Each record below is to be reproduced without any change.

Dataset entries
++++++++++
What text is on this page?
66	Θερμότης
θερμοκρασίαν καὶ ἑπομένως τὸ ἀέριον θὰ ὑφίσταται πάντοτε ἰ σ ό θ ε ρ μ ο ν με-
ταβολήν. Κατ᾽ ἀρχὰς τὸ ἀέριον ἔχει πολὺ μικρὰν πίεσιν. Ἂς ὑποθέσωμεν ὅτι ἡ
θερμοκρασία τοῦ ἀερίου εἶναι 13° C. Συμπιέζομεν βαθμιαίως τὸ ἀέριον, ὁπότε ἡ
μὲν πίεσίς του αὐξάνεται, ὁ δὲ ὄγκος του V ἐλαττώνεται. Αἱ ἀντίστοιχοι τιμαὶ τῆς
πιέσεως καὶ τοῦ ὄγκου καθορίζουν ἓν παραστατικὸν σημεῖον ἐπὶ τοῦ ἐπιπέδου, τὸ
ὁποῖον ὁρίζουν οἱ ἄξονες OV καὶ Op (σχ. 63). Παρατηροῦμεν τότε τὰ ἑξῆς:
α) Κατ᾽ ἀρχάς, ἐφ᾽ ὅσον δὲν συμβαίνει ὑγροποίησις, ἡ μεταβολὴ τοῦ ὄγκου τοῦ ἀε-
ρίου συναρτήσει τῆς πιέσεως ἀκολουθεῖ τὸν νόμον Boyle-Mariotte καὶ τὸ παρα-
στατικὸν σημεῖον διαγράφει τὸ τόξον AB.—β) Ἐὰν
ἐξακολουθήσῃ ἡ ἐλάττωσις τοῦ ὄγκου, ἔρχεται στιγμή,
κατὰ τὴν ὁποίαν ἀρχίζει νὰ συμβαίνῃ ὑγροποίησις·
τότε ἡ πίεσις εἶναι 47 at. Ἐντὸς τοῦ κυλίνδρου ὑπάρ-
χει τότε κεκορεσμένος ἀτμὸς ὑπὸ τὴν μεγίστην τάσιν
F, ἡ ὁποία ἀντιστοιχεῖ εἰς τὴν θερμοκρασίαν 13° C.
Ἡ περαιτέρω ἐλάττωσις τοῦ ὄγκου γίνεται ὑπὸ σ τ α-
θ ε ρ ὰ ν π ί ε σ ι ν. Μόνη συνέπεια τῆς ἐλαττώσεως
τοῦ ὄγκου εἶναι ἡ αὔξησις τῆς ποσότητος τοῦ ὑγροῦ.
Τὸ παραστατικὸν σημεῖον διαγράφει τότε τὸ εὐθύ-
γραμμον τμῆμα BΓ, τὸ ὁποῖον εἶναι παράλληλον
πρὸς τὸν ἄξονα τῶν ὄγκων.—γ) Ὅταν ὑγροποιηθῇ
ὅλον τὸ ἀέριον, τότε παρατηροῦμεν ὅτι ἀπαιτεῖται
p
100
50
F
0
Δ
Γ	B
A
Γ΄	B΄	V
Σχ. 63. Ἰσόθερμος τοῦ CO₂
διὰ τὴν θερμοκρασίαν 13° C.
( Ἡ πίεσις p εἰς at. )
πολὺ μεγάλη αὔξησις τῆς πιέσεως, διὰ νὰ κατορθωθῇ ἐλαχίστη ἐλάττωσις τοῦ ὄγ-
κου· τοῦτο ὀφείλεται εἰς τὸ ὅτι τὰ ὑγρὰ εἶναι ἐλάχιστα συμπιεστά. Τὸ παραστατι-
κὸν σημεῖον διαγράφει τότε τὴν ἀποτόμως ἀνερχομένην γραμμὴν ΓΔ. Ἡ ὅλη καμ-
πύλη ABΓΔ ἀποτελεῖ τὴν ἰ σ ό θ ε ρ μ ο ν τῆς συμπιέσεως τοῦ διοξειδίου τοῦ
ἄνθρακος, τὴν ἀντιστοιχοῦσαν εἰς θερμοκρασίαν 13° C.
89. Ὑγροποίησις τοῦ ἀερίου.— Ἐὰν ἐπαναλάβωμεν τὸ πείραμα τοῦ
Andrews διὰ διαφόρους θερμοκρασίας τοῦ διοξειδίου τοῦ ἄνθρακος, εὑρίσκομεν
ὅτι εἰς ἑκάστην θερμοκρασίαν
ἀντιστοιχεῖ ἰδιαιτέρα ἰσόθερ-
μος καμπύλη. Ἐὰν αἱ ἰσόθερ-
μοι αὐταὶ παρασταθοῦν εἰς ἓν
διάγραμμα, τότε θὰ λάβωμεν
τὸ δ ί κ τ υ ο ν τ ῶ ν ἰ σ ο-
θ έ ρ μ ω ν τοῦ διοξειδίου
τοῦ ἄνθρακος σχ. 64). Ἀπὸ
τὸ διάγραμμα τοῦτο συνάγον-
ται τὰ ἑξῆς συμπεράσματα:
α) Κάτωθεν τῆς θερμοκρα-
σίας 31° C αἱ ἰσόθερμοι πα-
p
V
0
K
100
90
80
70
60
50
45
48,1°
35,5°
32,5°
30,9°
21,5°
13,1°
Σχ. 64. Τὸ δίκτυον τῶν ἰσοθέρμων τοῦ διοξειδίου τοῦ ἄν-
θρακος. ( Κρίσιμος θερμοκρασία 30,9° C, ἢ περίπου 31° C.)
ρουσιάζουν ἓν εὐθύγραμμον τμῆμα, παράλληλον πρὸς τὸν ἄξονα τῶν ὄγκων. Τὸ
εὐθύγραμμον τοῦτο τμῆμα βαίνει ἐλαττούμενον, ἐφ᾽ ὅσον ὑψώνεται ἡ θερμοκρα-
++++++++++
(Answer below):
What text is on this page?
66	Θερμότης
θερμοκρασίαν καὶ ἑπομένως τὸ ἀέριον θὰ ὑφίσταται πάντοτε ἰ σ ό θ ε ρ μ ο ν με-
ταβολήν. Κατ᾽ ἀρχὰς τὸ ἀέριον ἔχει πολὺ μικρὰν πίεσιν. Ἂς ὑποθέσωμεν ὅτι ἡ
θερμοκρασία τοῦ ἀερίου εἶναι 13° C. Συμπιέζομεν βαθμιαίως τὸ ἀέριον, ὁπότε ἡ
μὲν πίεσίς του αὐξάνεται, ὁ δὲ ὄγκος του V ἐλαττώνεται. Αἱ ἀντίστοιχοι τιμαὶ τῆς
πιέσεως καὶ τοῦ ὄγκου καθορίζουν ἓν παραστατικὸν σημεῖον ἐπὶ τοῦ ἐπιπέδου, τὸ
ὁποῖον ὁρίζουν οἱ ἄξονες OV καὶ Op (σχ. 63). Παρατηροῦμεν τότε τὰ ἑξῆς:
α) Κατ᾽ ἀρχάς, ἐφ᾽ ὅσον δὲν συμβαίνει ὑγροποίησις, ἡ μεταβολὴ τοῦ ὄγκου τοῦ ἀε-
ρίου συναρτήσει τῆς πιέσεως ἀκολουθεῖ τὸν νόμον Boyle-Mariotte καὶ τὸ παρα-
στατικὸν σημεῖον διαγράφει τὸ τόξον AB.—β) Ἐὰν
ἐξακολουθήσῃ ἡ ἐλάττωσις τοῦ ὄγκου, ἔρχεται στιγμή,
κατὰ τὴν ὁποίαν ἀρχίζει νὰ συμβαίνῃ ὑγροποίησις·
τότε ἡ πίεσις εἶναι 47 at. Ἐντὸς τοῦ κυλίνδρου ὑπάρ-
χει τότε κεκορεσμένος ἀτμὸς ὑπὸ τὴν μεγίστην τάσιν
F, ἡ ὁποία ἀντιστοιχεῖ εἰς τὴν θερμοκρασίαν 13° C.
Ἡ περαιτέρω ἐλάττωσις τοῦ ὄγκου γίνεται ὑπὸ σ τ α-
θ ε ρ ὰ ν π ί ε σ ι ν. Μόνη συνέπεια τῆς ἐλαττώσεως
τοῦ ὄγκου εἶναι ἡ αὔξησις τῆς ποσότητος τοῦ ὑγροῦ.
Τὸ παραστατικὸν σημεῖον διαγράφει τότε τὸ εὐθύ-
γραμμον τμῆμα BΓ, τὸ ὁποῖον εἶναι παράλληλον
πρὸς τὸν ἄξονα τῶν ὄγκων.—γ) Ὅταν ὑγροποιηθῇ
ὅλον τὸ ἀέριον, τότε παρατηροῦμεν ὅτι ἀπαιτεῖται
p
100
50
F
0
Δ
Γ	B
A
Γ΄	B΄	V
Σχ. 63. Ἰσόθερμος τοῦ CO₂
διὰ τὴν θερμοκρασίαν 13° C.
( Ἡ πίεσις p εἰς at. )
πολὺ μεγάλη αὔξησις τῆς πιέσεως, διὰ νὰ κατορθωθῇ ἐλαχίστη ἐλάττωσις τοῦ ὄγ-
κου· τοῦτο ὀφείλεται εἰς τὸ ὅτι τὰ ὑγρὰ εἶναι ἐλάχιστα συμπιεστά. Τὸ παραστατι-
κὸν σημεῖον διαγράφει τότε τὴν ἀποτόμως ἀνερχομένην γραμμὴν ΓΔ. Ἡ ὅλη καμ-
πύλη ABΓΔ ἀποτελεῖ τὴν ἰ σ ό θ ε ρ μ ο ν τῆς συμπιέσεως τοῦ διοξειδίου τοῦ
ἄνθρακος, τὴν ἀντιστοιχοῦσαν εἰς θερμοκρασίαν 13° C.
89. Ὑγροποίησις τοῦ ἀερίου.— Ἐὰν ἐπαναλάβωμεν τὸ πείραμα τοῦ
Andrews διὰ διαφόρους θερμοκρασίας τοῦ διοξειδίου τοῦ ἄνθρακος, εὑρίσκομεν
ὅτι εἰς ἑκάστην θερμοκρασίαν
ἀντιστοιχεῖ ἰδιαιτέρα ἰσόθερ-
μος καμπύλη. Ἐὰν αἱ ἰσόθερ-
μοι αὐταὶ παρασταθοῦν εἰς ἓν
διάγραμμα, τότε θὰ λάβωμεν
τὸ δ ί κ τ υ ο ν τ ῶ ν ἰ σ ο-
θ έ ρ μ ω ν τοῦ διοξειδίου
τοῦ ἄνθρακος σχ. 64). Ἀπὸ
τὸ διάγραμμα τοῦτο συνάγον-
ται τὰ ἑξῆς συμπεράσματα:
α) Κάτωθεν τῆς θερμοκρα-
σίας 31° C αἱ ἰσόθερμοι πα-
p
V
0
K
100
90
80
70
60
50
45
48,1°
35,5°
32,5°
30,9°
21,5°
13,1°
Σχ. 64. Τὸ δίκτυον τῶν ἰσοθέρμων τοῦ διοξειδίου τοῦ ἄν-
θρακος. ( Κρίσιμος θερμοκρασία 30,9° C, ἢ περίπου 31° C.)
ρουσιάζουν ἓν εὐθύγραμμον τμῆμα, παράλληλον πρὸς τὸν ἄξονα τῶν ὄγκων. Τὸ
εὐθύγραμμον τοῦτο τμῆμα βαίνει ἐλαττούμενον, ἐφ᾽ ὅσον ὑψώνεται ἡ θερμοκρα-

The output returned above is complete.